Le télétravail a démontré son efficacité en termes de productivité
Pourquoi tant d’appréhension alors que le télétravail imposé par le confinement du printemps dernier a démontré son efficacité en termes de productivité en dépit de contraintes qui n’existent quasiment plus désormais pour les salariés ? (Garde d’enfants notamment). Tous les moyens doivent être mis en œuvre pour faire reculer l’épidémie le plus vite possible. Le Gouvernement doit dès aujourd’hui parvenir à un accord conjoncturel pour élargir le télétravail autant que possible tout en protégeant les salariés.
Par ailleurs, une réflexion plus large sur notre rapport au travail et la place du télétravail doit être engagée. La saturation de nombreux transports publics comme l’impératif climatique nous y conduisent nécessairement, tout comme l’opportunité de libérer des surfaces de bureau au profit de nouveaux logements.

Consigne. Recopiez fidèlement le passage du texte sur le télétravail qui commence par « Le télétravail a démontré » et se poursuit jusqu'à « protégeant les salariés. ».

Extrait de données.

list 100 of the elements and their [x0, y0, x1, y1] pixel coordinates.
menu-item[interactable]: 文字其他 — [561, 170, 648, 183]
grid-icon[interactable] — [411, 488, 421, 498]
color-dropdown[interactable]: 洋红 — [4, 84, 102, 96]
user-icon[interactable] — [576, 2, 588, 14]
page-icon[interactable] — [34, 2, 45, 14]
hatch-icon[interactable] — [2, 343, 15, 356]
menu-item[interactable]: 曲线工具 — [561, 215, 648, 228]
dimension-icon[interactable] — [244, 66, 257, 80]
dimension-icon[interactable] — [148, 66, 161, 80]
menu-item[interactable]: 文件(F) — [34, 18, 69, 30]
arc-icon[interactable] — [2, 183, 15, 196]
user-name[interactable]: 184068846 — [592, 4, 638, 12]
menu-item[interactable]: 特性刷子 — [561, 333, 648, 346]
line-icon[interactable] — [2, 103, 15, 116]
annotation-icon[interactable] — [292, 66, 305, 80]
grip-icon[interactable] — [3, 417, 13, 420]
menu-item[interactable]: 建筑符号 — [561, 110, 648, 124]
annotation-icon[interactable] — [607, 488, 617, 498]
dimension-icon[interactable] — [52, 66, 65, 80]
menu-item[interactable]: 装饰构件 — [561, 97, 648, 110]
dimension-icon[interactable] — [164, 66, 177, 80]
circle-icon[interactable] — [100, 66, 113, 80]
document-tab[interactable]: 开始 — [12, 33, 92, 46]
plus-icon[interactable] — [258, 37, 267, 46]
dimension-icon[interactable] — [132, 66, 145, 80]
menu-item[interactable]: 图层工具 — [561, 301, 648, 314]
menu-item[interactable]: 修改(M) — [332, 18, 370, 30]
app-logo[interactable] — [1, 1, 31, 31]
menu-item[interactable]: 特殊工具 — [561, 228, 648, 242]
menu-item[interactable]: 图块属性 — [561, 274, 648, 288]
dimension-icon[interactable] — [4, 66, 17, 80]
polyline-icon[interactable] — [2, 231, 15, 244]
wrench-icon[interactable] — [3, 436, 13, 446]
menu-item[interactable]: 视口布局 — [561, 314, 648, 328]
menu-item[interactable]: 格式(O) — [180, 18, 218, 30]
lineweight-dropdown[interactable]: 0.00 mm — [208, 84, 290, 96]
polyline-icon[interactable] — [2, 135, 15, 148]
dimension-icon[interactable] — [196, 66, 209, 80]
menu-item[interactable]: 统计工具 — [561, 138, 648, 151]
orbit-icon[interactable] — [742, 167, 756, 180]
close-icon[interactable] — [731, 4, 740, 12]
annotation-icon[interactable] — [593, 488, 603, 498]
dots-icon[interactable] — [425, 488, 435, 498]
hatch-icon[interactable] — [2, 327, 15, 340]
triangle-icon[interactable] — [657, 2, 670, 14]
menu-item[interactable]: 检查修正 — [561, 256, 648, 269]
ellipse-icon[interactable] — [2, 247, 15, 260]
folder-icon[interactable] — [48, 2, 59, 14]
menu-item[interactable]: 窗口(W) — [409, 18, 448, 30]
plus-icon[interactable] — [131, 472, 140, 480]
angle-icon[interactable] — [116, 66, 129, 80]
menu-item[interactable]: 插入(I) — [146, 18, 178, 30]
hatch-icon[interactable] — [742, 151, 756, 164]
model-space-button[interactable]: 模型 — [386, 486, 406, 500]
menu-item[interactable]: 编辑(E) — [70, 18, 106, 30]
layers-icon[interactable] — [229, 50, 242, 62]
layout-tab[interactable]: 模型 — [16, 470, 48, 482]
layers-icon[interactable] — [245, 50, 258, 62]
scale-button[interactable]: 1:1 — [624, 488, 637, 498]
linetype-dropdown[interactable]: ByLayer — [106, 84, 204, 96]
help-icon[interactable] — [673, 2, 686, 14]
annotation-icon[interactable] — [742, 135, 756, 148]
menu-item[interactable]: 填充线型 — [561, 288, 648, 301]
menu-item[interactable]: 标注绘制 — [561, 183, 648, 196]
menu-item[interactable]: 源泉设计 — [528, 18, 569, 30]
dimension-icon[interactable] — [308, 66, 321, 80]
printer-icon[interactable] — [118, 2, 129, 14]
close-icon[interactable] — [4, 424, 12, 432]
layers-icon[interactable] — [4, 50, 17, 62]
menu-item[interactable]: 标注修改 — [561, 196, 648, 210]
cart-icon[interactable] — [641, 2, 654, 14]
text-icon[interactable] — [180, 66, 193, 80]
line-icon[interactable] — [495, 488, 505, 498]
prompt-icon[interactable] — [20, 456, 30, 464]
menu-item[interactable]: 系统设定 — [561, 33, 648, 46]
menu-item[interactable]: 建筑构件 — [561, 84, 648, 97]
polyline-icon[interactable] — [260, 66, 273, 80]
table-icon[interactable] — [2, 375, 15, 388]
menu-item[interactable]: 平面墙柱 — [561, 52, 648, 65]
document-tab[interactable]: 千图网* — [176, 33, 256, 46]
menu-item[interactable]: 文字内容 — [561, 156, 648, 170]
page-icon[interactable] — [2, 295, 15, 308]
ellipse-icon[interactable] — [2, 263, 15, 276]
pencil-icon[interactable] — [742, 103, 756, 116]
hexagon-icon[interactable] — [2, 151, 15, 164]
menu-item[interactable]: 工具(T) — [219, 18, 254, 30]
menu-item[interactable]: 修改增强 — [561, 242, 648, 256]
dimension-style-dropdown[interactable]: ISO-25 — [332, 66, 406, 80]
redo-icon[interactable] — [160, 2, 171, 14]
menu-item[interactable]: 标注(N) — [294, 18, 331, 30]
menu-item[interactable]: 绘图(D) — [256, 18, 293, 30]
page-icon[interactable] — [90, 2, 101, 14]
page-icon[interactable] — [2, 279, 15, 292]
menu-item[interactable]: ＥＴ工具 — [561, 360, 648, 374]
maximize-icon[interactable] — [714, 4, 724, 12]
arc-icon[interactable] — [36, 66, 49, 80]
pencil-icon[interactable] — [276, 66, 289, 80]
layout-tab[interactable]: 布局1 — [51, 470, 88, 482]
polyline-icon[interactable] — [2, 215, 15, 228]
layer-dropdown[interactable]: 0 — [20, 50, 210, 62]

Corrigé.
Le télétravail a démontré son efficacité en termes de productivité
Pourquoi tant d’appréhension alors que le télétravail imposé par le confinement du printemps dernier a démontré son efficacité en termes de productivité en dépit de contraintes qui n’existent quasiment plus désormais pour les salariés ? (Garde d’enfants notamment). Tous les moyens doivent être mis en œuvre pour faire reculer l’épidémie le plus vite possible. Le Gouvernement doit dès aujourd’hui parvenir à un accord conjoncturel pour élargir le télétravail autant que possible tout en protégeant les salariés.